▶ Source document:
◆ ◆ ◆ ◆

Well, thanks for the new version!!


----------



## Spikeynator (Jun 17, 2010)

thx again goblin 
	

	
	
		
		

		
		
	


	




 keep up the good work m8


----------



## miretank (Jun 17, 2010)

If I had a sister, I'd offer her to you YWG.


----------



## tk_saturn (Jun 17, 2010)

Can YWG add more shortcuts?

I as thinking along the lines of:



			
				tk_saturn said:
			
		

> Here's mine:
> 
> Both the (B) button and the L trigger go up a directory. You can already use select+L Trigger to change the files displayed, so why not change the L trigger to a shift key?
> 
> ...


----------



## ghostcrawler (Jun 17, 2010)

Awsome! Thanks for the update!


----------



## z.g (Jun 17, 2010)

Man18 said:
			
		

> When is mazes of fate going to get fixed?may be then you write correct bugreport?
> anyway i test all three roms — works fine for me.
> 
> 
> ...


----------



## d3monsting (Jun 17, 2010)

THANKS FOR THIS AWESOME FIRMWARE! It's quite lovely .
EDIT: Removed useless crap.


----------



## Spy123 (Jun 17, 2010)

THANK YOU!!!!!!!!!!!!!!!!!!!!!!!!!!!!!!!!!!!


----------



## Sick Wario (Jun 17, 2010)

this wood firmware has got me playing DS again thanks to wood goblin for all the effort!!


----------



## Stropdasje (Jun 17, 2010)

Thank YWG! I like the new gbatemp theme very much, its completely in style. I used the zelda theme up to now, but with this theme I definitely switched, bye bye zelda....  Only for this alone the upgrade to Wood R4 1.09 is already worth it, regardless of any of the other fixes!


----------



## neo_weiner (Jun 17, 2010)

I have a  question I hope someone can clear up can anyone tell me if the new firmware of Wood R4 will work with R4 clones? (like the R4 SDHC). My brother is planning on buying a NDS within the next few days. I would like to stick him on the R4 flash cart with Wood R4 firmware(for it's user friendly interface)


----------



## tk_saturn (Jun 17, 2010)

^^^^

It only works on original R4's or clones which are 1:1 copies of the original R4. It doesn't work on any R4 which supports SDHC, or which is for the DSi.

The $6 R4 at ShopTemp for example is a 1:1 clone which runs Wood, and as such doesn't support SDHC or the DSi.


----------



## justinne14 (Jun 17, 2010)

neo_weiner said:
			
		

> I have a  question I hope someone can clear up can anyone tell me if the new firmware of Wood R4 will work with R4 clones? (like the R4 SDHC). My brother is planning on buying a NDS within the next few days. I would like to stick him on the R4 flash cart with Wood R4 firmware(for it's user friendly interface)


No.


----------



## joshcool3 (Jun 17, 2010)

Would this in any way be able to work on the m3 ds simply as it is pretty similar to the r4 and as i also know you could get ys menu working on the m3


----------



## tk_saturn (Jun 17, 2010)

◆ ◆ ◆ ◆

▶ Labeled region entries:
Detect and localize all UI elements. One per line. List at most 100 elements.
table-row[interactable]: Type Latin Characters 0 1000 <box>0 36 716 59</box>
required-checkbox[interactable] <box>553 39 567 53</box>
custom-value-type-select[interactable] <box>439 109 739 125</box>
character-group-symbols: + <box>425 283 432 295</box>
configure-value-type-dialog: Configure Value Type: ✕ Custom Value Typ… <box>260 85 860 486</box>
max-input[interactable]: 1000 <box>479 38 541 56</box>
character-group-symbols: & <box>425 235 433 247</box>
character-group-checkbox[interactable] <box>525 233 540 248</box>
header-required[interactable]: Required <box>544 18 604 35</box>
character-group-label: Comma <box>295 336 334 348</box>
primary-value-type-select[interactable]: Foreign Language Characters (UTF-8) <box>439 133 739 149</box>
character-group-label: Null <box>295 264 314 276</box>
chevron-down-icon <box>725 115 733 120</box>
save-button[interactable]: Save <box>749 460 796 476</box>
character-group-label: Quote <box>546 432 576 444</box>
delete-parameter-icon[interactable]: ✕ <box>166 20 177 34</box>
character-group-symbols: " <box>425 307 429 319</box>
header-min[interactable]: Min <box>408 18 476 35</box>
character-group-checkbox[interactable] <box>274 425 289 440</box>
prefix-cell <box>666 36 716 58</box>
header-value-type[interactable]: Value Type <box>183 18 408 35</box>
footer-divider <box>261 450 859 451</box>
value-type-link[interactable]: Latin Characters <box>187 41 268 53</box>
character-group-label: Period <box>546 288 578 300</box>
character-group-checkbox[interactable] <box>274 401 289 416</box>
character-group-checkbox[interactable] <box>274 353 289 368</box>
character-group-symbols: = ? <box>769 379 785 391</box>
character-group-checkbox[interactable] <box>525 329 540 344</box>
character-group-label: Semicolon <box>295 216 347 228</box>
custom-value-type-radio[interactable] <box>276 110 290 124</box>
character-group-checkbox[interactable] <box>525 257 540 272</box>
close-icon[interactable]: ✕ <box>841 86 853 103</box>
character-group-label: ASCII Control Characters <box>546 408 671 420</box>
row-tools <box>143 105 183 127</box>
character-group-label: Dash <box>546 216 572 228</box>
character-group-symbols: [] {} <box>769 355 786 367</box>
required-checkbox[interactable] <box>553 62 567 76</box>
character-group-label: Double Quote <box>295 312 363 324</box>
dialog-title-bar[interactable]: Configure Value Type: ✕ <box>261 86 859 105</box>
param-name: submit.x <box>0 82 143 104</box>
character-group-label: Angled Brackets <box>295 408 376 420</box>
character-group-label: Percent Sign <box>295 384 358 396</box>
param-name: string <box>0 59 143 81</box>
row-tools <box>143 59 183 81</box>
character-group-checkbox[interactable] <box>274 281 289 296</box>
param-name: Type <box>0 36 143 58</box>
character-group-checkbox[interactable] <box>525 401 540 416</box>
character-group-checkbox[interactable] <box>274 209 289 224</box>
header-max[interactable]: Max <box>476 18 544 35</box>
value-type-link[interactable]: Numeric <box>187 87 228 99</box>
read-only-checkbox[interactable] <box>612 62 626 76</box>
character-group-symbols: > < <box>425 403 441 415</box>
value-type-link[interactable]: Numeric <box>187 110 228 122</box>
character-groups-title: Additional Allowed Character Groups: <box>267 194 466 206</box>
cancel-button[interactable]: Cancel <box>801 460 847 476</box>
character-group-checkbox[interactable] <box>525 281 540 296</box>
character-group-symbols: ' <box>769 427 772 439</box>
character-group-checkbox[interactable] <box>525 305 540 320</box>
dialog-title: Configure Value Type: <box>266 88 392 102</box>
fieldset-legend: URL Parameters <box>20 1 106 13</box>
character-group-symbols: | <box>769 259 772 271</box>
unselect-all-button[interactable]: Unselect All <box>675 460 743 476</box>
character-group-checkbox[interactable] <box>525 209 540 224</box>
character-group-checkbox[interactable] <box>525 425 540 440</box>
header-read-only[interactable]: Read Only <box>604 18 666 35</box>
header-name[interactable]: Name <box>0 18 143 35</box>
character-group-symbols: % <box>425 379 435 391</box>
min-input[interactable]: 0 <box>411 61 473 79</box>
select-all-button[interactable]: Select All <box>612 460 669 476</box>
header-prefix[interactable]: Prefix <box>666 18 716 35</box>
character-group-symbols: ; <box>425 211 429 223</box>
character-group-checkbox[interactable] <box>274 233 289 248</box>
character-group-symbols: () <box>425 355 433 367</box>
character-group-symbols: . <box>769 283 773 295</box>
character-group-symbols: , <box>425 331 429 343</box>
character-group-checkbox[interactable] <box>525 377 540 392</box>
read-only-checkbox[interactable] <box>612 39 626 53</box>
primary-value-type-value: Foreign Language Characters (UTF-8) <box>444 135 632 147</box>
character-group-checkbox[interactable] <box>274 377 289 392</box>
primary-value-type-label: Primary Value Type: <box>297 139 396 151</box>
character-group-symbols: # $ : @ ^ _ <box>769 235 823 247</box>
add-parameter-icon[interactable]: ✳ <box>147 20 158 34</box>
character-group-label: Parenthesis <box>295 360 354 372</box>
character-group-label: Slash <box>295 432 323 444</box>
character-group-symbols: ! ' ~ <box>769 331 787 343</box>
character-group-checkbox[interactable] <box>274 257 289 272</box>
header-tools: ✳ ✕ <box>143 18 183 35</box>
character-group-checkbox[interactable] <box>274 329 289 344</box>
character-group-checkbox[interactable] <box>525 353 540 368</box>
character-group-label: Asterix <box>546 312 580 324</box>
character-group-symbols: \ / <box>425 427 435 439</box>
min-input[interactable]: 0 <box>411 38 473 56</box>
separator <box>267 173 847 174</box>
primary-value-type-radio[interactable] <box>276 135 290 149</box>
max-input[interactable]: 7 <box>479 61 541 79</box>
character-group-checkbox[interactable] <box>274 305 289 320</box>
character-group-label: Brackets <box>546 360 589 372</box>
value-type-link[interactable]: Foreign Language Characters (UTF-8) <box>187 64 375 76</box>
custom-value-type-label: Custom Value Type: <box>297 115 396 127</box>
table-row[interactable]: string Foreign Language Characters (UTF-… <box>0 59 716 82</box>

◆ ◆ ◆ ◆

▶ Task requirements:
1 - In the forum thread, starting at "Awsome! Thanks for" and ending at "write correct bugreport?", switch "update" to "release" and give that passage.
2 - Output the labeled region entries verbatim, starting at the first entry and ending at the line that contains "character-group-label: Period <box>546".

▶ Responses to the tasks:
1 -
Awsome! Thanks for the release!


----------



## z.g (Jun 17, 2010)

Man18 said:
			
		

> When is mazes of fate going to get fixed?may be then you write correct bugreport?

2 -
Detect and localize all UI elements. One per line. List at most 100 elements.
table-row[interactable]: Type Latin Characters 0 1000 <box>0 36 716 59</box>
required-checkbox[interactable] <box>553 39 567 53</box>
custom-value-type-select[interactable] <box>439 109 739 125</box>
character-group-symbols: + <box>425 283 432 295</box>
configure-value-type-dialog: Configure Value Type: ✕ Custom Value Typ… <box>260 85 860 486</box>
max-input[interactable]: 1000 <box>479 38 541 56</box>
character-group-symbols: & <box>425 235 433 247</box>
character-group-checkbox[interactable] <box>525 233 540 248</box>
header-required[interactable]: Required <box>544 18 604 35</box>
character-group-label: Comma <box>295 336 334 348</box>
primary-value-type-select[interactable]: Foreign Language Characters (UTF-8) <box>439 133 739 149</box>
character-group-label: Null <box>295 264 314 276</box>
chevron-down-icon <box>725 115 733 120</box>
save-button[interactable]: Save <box>749 460 796 476</box>
character-group-label: Quote <box>546 432 576 444</box>
delete-parameter-icon[interactable]: ✕ <box>166 20 177 34</box>
character-group-symbols: " <box>425 307 429 319</box>
header-min[interactable]: Min <box>408 18 476 35</box>
character-group-checkbox[interactable] <box>274 425 289 440</box>
prefix-cell <box>666 36 716 58</box>
header-value-type[interactable]: Value Type <box>183 18 408 35</box>
footer-divider <box>261 450 859 451</box>
value-type-link[interactable]: Latin Characters <box>187 41 268 53</box>
character-group-label: Period <box>546 288 578 300</box>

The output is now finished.